--- start of Material to process ---

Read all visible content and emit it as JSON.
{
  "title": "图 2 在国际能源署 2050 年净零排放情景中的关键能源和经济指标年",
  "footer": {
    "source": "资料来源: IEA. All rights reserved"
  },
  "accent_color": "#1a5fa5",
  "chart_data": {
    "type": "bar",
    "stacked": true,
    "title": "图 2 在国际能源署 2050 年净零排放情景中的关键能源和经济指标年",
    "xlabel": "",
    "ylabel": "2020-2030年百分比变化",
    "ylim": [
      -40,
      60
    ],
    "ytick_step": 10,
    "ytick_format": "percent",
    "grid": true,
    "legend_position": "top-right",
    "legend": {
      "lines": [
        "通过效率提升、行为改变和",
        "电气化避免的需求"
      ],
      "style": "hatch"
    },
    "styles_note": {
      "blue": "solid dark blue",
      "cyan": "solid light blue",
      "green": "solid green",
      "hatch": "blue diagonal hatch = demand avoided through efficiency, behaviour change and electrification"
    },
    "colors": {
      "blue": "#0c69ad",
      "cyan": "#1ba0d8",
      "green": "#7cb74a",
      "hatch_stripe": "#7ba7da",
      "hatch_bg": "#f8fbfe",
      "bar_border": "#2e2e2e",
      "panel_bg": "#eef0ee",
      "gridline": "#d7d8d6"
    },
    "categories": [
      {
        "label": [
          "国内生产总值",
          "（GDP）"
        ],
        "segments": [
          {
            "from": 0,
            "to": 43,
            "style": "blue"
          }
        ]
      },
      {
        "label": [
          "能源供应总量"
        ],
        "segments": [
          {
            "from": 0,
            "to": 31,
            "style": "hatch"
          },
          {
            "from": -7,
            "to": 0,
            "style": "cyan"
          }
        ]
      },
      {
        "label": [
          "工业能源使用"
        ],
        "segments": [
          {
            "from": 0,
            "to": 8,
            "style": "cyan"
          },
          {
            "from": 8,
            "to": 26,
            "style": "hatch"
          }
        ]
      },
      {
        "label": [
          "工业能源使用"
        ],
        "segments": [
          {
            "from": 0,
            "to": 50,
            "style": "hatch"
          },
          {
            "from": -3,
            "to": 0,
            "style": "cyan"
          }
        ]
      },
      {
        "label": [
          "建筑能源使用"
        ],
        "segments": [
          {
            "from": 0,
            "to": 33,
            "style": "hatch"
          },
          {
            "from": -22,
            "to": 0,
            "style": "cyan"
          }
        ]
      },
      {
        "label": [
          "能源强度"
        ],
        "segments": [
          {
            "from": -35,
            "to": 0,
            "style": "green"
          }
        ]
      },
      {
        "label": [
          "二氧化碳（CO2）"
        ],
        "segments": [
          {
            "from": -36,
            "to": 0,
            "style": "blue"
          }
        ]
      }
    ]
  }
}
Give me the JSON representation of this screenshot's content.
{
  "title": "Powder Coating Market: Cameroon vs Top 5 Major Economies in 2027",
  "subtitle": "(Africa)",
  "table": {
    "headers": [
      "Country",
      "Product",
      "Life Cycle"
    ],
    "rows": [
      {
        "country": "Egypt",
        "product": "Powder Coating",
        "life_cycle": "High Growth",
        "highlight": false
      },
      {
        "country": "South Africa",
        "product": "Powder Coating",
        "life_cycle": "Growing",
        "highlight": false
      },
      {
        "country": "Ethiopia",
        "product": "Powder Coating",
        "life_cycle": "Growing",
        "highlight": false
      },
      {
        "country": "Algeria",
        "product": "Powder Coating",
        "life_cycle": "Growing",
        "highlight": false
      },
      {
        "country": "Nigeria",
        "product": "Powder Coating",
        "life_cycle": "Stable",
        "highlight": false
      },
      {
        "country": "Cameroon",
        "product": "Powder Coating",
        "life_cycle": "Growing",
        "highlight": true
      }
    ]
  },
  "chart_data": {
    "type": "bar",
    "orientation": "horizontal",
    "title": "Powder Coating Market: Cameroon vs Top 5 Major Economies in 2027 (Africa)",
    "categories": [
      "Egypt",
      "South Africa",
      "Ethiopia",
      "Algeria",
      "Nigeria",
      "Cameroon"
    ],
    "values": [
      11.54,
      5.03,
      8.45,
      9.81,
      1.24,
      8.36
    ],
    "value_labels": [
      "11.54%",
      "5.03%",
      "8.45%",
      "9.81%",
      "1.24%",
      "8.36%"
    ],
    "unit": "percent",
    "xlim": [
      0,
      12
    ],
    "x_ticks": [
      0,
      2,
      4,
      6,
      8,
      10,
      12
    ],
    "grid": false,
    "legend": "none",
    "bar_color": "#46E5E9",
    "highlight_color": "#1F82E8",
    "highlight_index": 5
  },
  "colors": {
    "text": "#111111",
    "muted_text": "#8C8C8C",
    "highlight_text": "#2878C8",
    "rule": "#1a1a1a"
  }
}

--- end of Material to process ---

Given problem:
In the records above, find each line that holds the word "blue"; copy all such lines.

Expected answer:
      "blue": "solid dark blue",
      "cyan": "solid light blue",
      "hatch": "blue diagonal hatch = demand avoided through efficiency, behaviour change and electrification"
      "blue": "#0c69ad",
            "style": "blue"
            "style": "blue"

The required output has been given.